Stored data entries

--- begin ---

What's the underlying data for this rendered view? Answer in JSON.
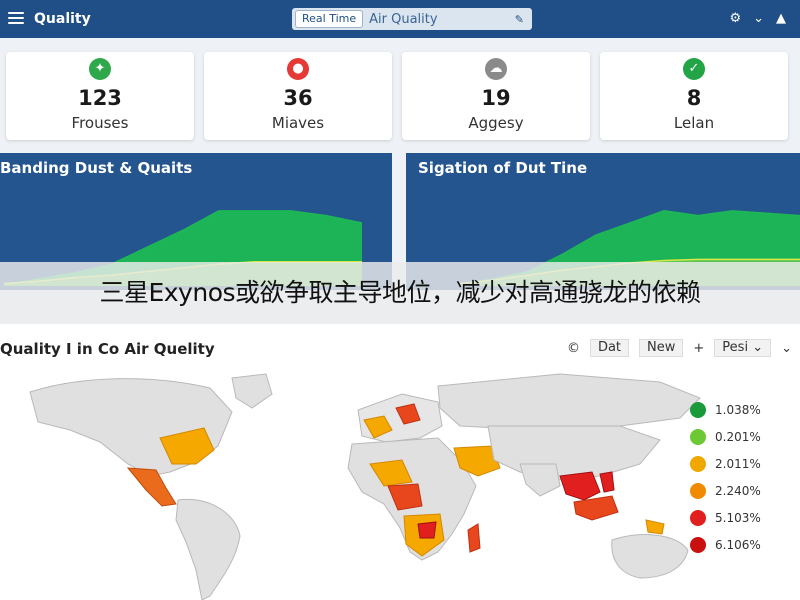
{
  "header": {
    "title": "Quality",
    "search_chip": "Real Time",
    "search_value": "Air Quality",
    "icons": [
      "settings-icon",
      "chevron-down-icon",
      "alert-icon"
    ]
  },
  "kpis": [
    {
      "value": "123",
      "label": "Frouses",
      "icon": "pin-icon",
      "color": "#2ea84a",
      "glyph": "✦"
    },
    {
      "value": "36",
      "label": "Miaves",
      "icon": "alert-icon",
      "color": "#e53935",
      "glyph": "●"
    },
    {
      "value": "19",
      "label": "Aggesy",
      "icon": "cloud-icon",
      "color": "#8a8a8a",
      "glyph": "☁"
    },
    {
      "value": "8",
      "label": "Lelan",
      "icon": "check-icon",
      "color": "#22a447",
      "glyph": "✓"
    }
  ],
  "charts": {
    "left": {
      "title": "Banding Dust & Quaits"
    },
    "right": {
      "title": "Sigation of Dut Tine"
    }
  },
  "chart_data": [
    {
      "type": "area",
      "title": "Banding Dust & Quaits",
      "x": [
        0,
        1,
        2,
        3,
        4,
        5,
        6,
        7,
        8,
        9,
        10
      ],
      "series": [
        {
          "values": [
            1,
            6,
            11,
            18,
            32,
            46,
            62,
            62,
            62,
            58,
            52
          ],
          "color": "#1db954"
        },
        {
          "values": [
            2,
            4,
            7,
            9,
            12,
            15,
            18,
            20,
            20,
            20,
            20
          ],
          "color": "#d6e84a"
        }
      ],
      "ylim": [
        0,
        80
      ]
    },
    {
      "type": "area",
      "title": "Sigation of Dut Tine",
      "x": [
        0,
        1,
        2,
        3,
        4,
        5,
        6,
        7,
        8,
        9,
        10
      ],
      "series": [
        {
          "values": [
            1,
            6,
            12,
            26,
            42,
            52,
            62,
            58,
            62,
            60,
            58
          ],
          "color": "#1db954"
        },
        {
          "values": [
            2,
            5,
            9,
            13,
            16,
            19,
            21,
            22,
            22,
            22,
            22
          ],
          "color": "#d6e84a"
        }
      ],
      "ylim": [
        0,
        80
      ]
    }
  ],
  "caption": "三星Exynos或欲争取主导地位，减少对高通骁龙的依赖",
  "map": {
    "title": "Quality I in Co Air Quelity",
    "tools": {
      "data_label": "Dat",
      "new_label": "New",
      "post_label": "Pesi"
    },
    "legend": [
      {
        "label": "1.038%",
        "color": "#1a9a3a"
      },
      {
        "label": "0.201%",
        "color": "#6cc934"
      },
      {
        "label": "2.011%",
        "color": "#f0a800"
      },
      {
        "label": "2.240%",
        "color": "#f28a00"
      },
      {
        "label": "5.103%",
        "color": "#e21f1f"
      },
      {
        "label": "6.106%",
        "color": "#c81010"
      }
    ]
  }
}
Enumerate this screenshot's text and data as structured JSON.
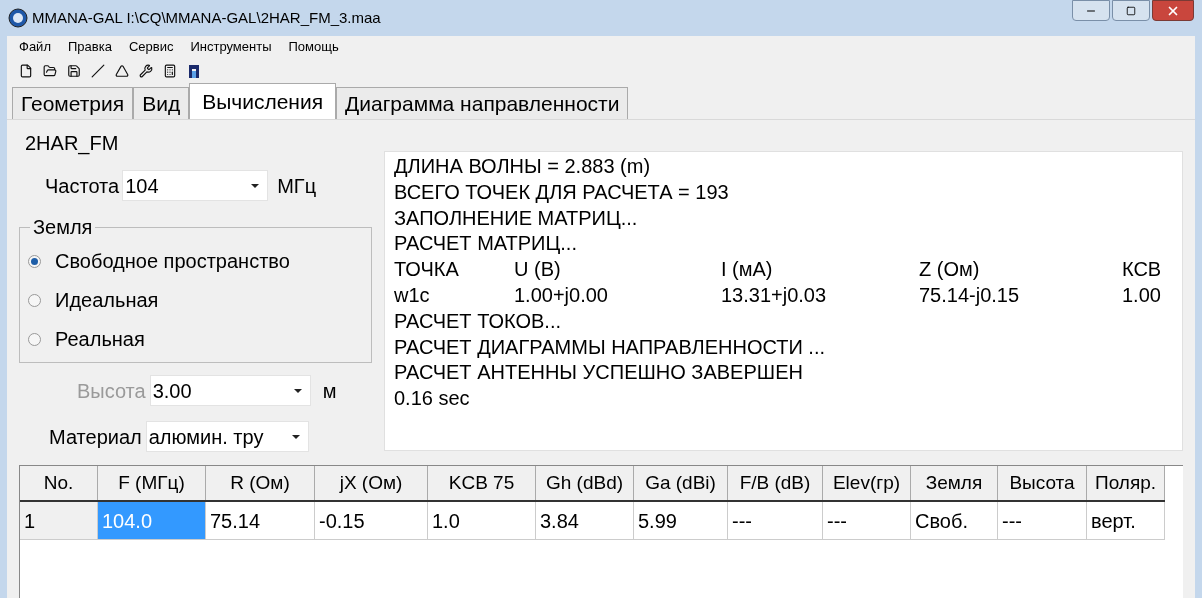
{
  "window": {
    "title": "MMANA-GAL I:\\CQ\\MMANA-GAL\\2HAR_FM_3.maa"
  },
  "menu": [
    "Файл",
    "Правка",
    "Сервис",
    "Инструменты",
    "Помощь"
  ],
  "tabs": [
    {
      "label": "Геометрия",
      "selected": false
    },
    {
      "label": "Вид",
      "selected": false
    },
    {
      "label": "Вычисления",
      "selected": true
    },
    {
      "label": "Диаграмма направленности",
      "selected": false
    }
  ],
  "project_name": "2HAR_FM",
  "frequency": {
    "label": "Частота",
    "value": "104",
    "unit": "МГц"
  },
  "ground": {
    "title": "Земля",
    "options": [
      {
        "label": "Свободное пространство",
        "selected": true
      },
      {
        "label": "Идеальная",
        "selected": false
      },
      {
        "label": "Реальная",
        "selected": false
      }
    ]
  },
  "height": {
    "label": "Высота",
    "value": "3.00",
    "unit": "м",
    "disabled": true
  },
  "material": {
    "label": "Материал",
    "value": "алюмин. тру"
  },
  "output": [
    {
      "kind": "text",
      "text": "ДЛИНА ВОЛНЫ = 2.883 (m)"
    },
    {
      "kind": "text",
      "text": "ВСЕГО ТОЧЕК ДЛЯ РАСЧЕТА = 193"
    },
    {
      "kind": "text",
      "text": "ЗАПОЛНЕНИЕ МАТРИЦ..."
    },
    {
      "kind": "text",
      "text": "РАСЧЕТ МАТРИЦ..."
    },
    {
      "kind": "columns",
      "cells": [
        "ТОЧКА",
        "U (B)",
        "I (мА)",
        "Z (Ом)",
        "КСВ"
      ]
    },
    {
      "kind": "columns",
      "cells": [
        "w1c",
        "1.00+j0.00",
        "13.31+j0.03",
        "75.14-j0.15",
        "1.00"
      ]
    },
    {
      "kind": "text",
      "text": "РАСЧЕТ ТОКОВ..."
    },
    {
      "kind": "text",
      "text": "РАСЧЕТ ДИАГРАММЫ НАПРАВЛЕННОСТИ ..."
    },
    {
      "kind": "text",
      "text": "РАСЧЕТ АНТЕННЫ УСПЕШНО ЗАВЕРШЕН"
    },
    {
      "kind": "text",
      "text": "0.16 sec"
    }
  ],
  "table": {
    "columns": [
      "No.",
      "F (МГц)",
      "R (Ом)",
      "jX (Ом)",
      "KCB 75",
      "Gh (dBd)",
      "Ga (dBi)",
      "F/B (dB)",
      "Elev(гр)",
      "Земля",
      "Высота",
      "Поляр."
    ],
    "rows": [
      {
        "cells": [
          {
            "text": "1",
            "selected": false
          },
          {
            "text": "104.0",
            "selected": true
          },
          {
            "text": "75.14",
            "selected": false
          },
          {
            "text": "-0.15",
            "selected": false
          },
          {
            "text": "1.0",
            "selected": false
          },
          {
            "text": "3.84",
            "selected": false
          },
          {
            "text": "5.99",
            "selected": false
          },
          {
            "text": "---",
            "selected": false
          },
          {
            "text": "---",
            "selected": false
          },
          {
            "text": "Своб.",
            "selected": false
          },
          {
            "text": "---",
            "selected": false
          },
          {
            "text": "верт.",
            "selected": false
          }
        ]
      }
    ]
  }
}
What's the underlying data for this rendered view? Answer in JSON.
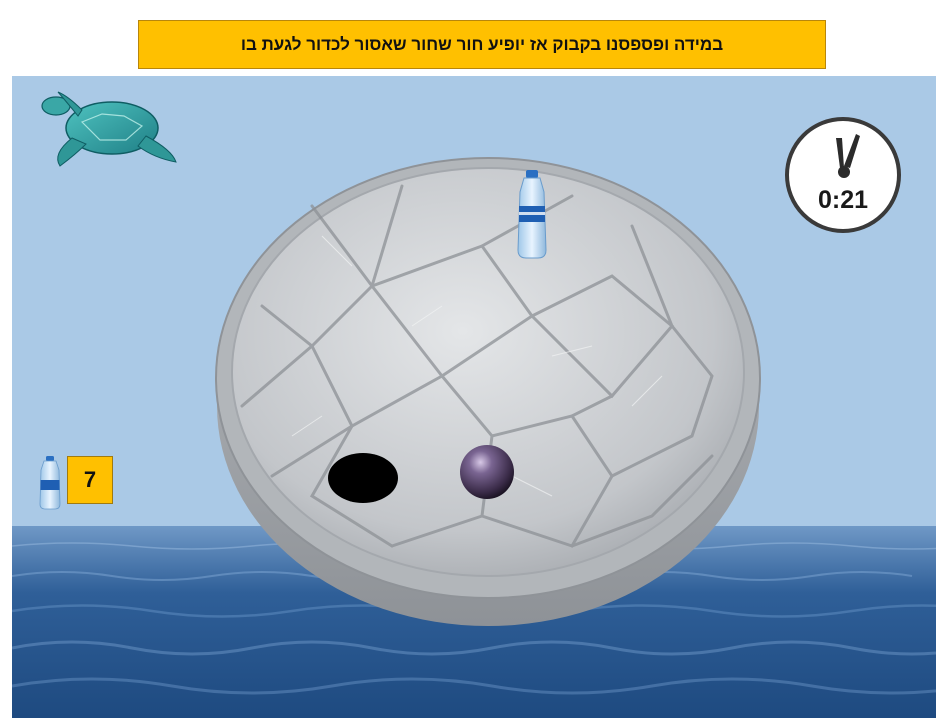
{
  "instruction": {
    "text": "במידה ופספסנו בקבוק אז  יופיע חור שחור שאסור לכדור לגעת בו"
  },
  "hud": {
    "bottle_count": "7",
    "timer": "0:21",
    "timer_icon": "clock-icon",
    "counter_icon": "water-bottle-icon"
  },
  "scene": {
    "mascot_icon": "sea-turtle-icon",
    "platform": "round-stone-platform",
    "items": [
      "water-bottle",
      "black-hole",
      "player-ball"
    ]
  },
  "colors": {
    "banner_bg": "#ffc000",
    "sky": "#aac9e6",
    "sea": "#2a5d9a",
    "stone": "#c9cccf",
    "ball": "#4a3a5a",
    "hole": "#000000"
  }
}
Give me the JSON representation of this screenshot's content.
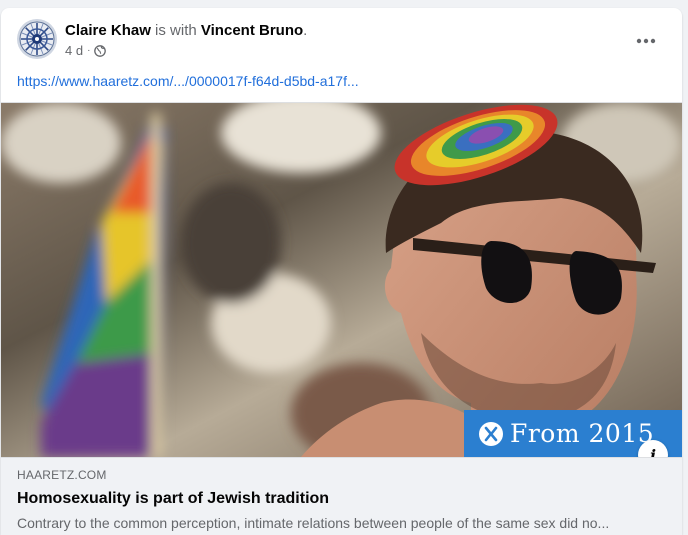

--- end ---

[Objective]: Copy the data character for character, but drop all pictures from the copy.

[Solution to this task]:
What's the underlying data for this rendered view? Answer in JSON.
{
  "header": {
    "title": "Quality",
    "search_chip": "Real Time",
    "search_value": "Air Quality",
    "icons": [
      "settings-icon",
      "chevron-down-icon",
      "alert-icon"
    ]
  },
  "kpis": [
    {
      "value": "123",
      "label": "Frouses",
      "icon": "pin-icon",
      "color": "#2ea84a",
      "glyph": "✦"
    },
    {
      "value": "36",
      "label": "Miaves",
      "icon": "alert-icon",
      "color": "#e53935",
      "glyph": "●"
    },
    {
      "value": "19",
      "label": "Aggesy",
      "icon": "cloud-icon",
      "color": "#8a8a8a",
      "glyph": "☁"
    },
    {
      "value": "8",
      "label": "Lelan",
      "icon": "check-icon",
      "color": "#22a447",
      "glyph": "✓"
    }
  ],
  "charts": {
    "left": {
      "title": "Banding Dust & Quaits"
    },
    "right": {
      "title": "Sigation of Dut Tine"
    }
  },
  "chart_data": [
    {
      "type": "area",
      "title": "Banding Dust & Quaits",
      "x": [
        0,
        1,
        2,
        3,
        4,
        5,
        6,
        7,
        8,
        9,
        10
      ],
      "series": [
        {
          "values": [
            1,
            6,
            11,
            18,
            32,
            46,
            62,
            62,
            62,
            58,
            52
          ],
          "color": "#1db954"
        },
        {
          "values": [
            2,
            4,
            7,
            9,
            12,
            15,
            18,
            20,
            20,
            20,
            20
          ],
          "color": "#d6e84a"
        }
      ],
      "ylim": [
        0,
        80
      ]
    },
    {
      "type": "area",
      "title": "Sigation of Dut Tine",
      "x": [
        0,
        1,
        2,
        3,
        4,
        5,
        6,
        7,
        8,
        9,
        10
      ],
      "series": [
        {
          "values": [
            1,
            6,
            12,
            26,
            42,
            52,
            62,
            58,
            62,
            60,
            58
          ],
          "color": "#1db954"
        },
        {
          "values": [
            2,
            5,
            9,
            13,
            16,
            19,
            21,
            22,
            22,
            22,
            22
          ],
          "color": "#d6e84a"
        }
      ],
      "ylim": [
        0,
        80
      ]
    }
  ],
  "caption": "三星Exynos或欲争取主导地位，减少对高通骁龙的依赖",
  "map": {
    "title": "Quality I in Co Air Quelity",
    "tools": {
      "data_label": "Dat",
      "new_label": "New",
      "post_label": "Pesi"
    },
    "legend": [
      {
        "label": "1.038%",
        "color": "#1a9a3a"
      },
      {
        "label": "0.201%",
        "color": "#6cc934"
      },
      {
        "label": "2.011%",
        "color": "#f0a800"
      },
      {
        "label": "2.240%",
        "color": "#f28a00"
      },
      {
        "label": "5.103%",
        "color": "#e21f1f"
      },
      {
        "label": "6.106%",
        "color": "#c81010"
      }
    ]
  }
}
Enumerate this screenshot's text and data as structured JSON.
{
  "window": {
    "title": "MMANA-GAL I:\\CQ\\MMANA-GAL\\2HAR_FM_3.maa"
  },
  "menu": [
    "Файл",
    "Правка",
    "Сервис",
    "Инструменты",
    "Помощь"
  ],
  "tabs": [
    {
      "label": "Геометрия",
      "selected": false
    },
    {
      "label": "Вид",
      "selected": false
    },
    {
      "label": "Вычисления",
      "selected": true
    },
    {
      "label": "Диаграмма направленности",
      "selected": false
    }
  ],
  "project_name": "2HAR_FM",
  "frequency": {
    "label": "Частота",
    "value": "104",
    "unit": "МГц"
  },
  "ground": {
    "title": "Земля",
    "options": [
      {
        "label": "Свободное пространство",
        "selected": true
      },
      {
        "label": "Идеальная",
        "selected": false
      },
      {
        "label": "Реальная",
        "selected": false
      }
    ]
  },
  "height": {
    "label": "Высота",
    "value": "3.00",
    "unit": "м",
    "disabled": true
  },
  "material": {
    "label": "Материал",
    "value": "алюмин. тру"
  },
  "output": [
    {
      "kind": "text",
      "text": "ДЛИНА ВОЛНЫ = 2.883 (m)"
    },
    {
      "kind": "text",
      "text": "ВСЕГО ТОЧЕК ДЛЯ РАСЧЕТА = 193"
    },
    {
      "kind": "text",
      "text": "ЗАПОЛНЕНИЕ МАТРИЦ..."
    },
    {
      "kind": "text",
      "text": "РАСЧЕТ МАТРИЦ..."
    },
    {
      "kind": "columns",
      "cells": [
        "ТОЧКА",
        "U (B)",
        "I (мА)",
        "Z (Ом)",
        "КСВ"
      ]
    },
    {
      "kind": "columns",
      "cells": [
        "w1c",
        "1.00+j0.00",
        "13.31+j0.03",
        "75.14-j0.15",
        "1.00"
      ]
    },
    {
      "kind": "text",
      "text": "РАСЧЕТ ТОКОВ..."
    },
    {
      "kind": "text",
      "text": "РАСЧЕТ ДИАГРАММЫ НАПРАВЛЕННОСТИ ..."
    },
    {
      "kind": "text",
      "text": "РАСЧЕТ АНТЕННЫ УСПЕШНО ЗАВЕРШЕН"
    },
    {
      "kind": "text",
      "text": "0.16 sec"
    }
  ],
  "table": {
    "columns": [
      "No.",
      "F (МГц)",
      "R (Ом)",
      "jX (Ом)",
      "KCB 75",
      "Gh (dBd)",
      "Ga (dBi)",
      "F/B (dB)",
      "Elev(гр)",
      "Земля",
      "Высота",
      "Поляр."
    ],
    "rows": [
      {
        "cells": [
          {
            "text": "1",
            "selected": false
          },
          {
            "text": "104.0",
            "selected": true
          },
          {
            "text": "75.14",
            "selected": false
          },
          {
            "text": "-0.15",
            "selected": false
          },
          {
            "text": "1.0",
            "selected": false
          },
          {
            "text": "3.84",
            "selected": false
          },
          {
            "text": "5.99",
            "selected": false
          },
          {
            "text": "---",
            "selected": false
          },
          {
            "text": "---",
            "selected": false
          },
          {
            "text": "Своб.",
            "selected": false
          },
          {
            "text": "---",
            "selected": false
          },
          {
            "text": "верт.",
            "selected": false
          }
        ]
      }
    ]
  }
}
What's the underlying data for this rendered view? Answer in JSON.
{
  "instruction": {
    "text": "במידה ופספסנו בקבוק אז  יופיע חור שחור שאסור לכדור לגעת בו"
  },
  "hud": {
    "bottle_count": "7",
    "timer": "0:21",
    "timer_icon": "clock-icon",
    "counter_icon": "water-bottle-icon"
  },
  "scene": {
    "mascot_icon": "sea-turtle-icon",
    "platform": "round-stone-platform",
    "items": [
      "water-bottle",
      "black-hole",
      "player-ball"
    ]
  },
  "colors": {
    "banner_bg": "#ffc000",
    "sky": "#aac9e6",
    "sea": "#2a5d9a",
    "stone": "#c9cccf",
    "ball": "#4a3a5a",
    "hole": "#000000"
  }
}
Give me the JSON representation of this screenshot's content.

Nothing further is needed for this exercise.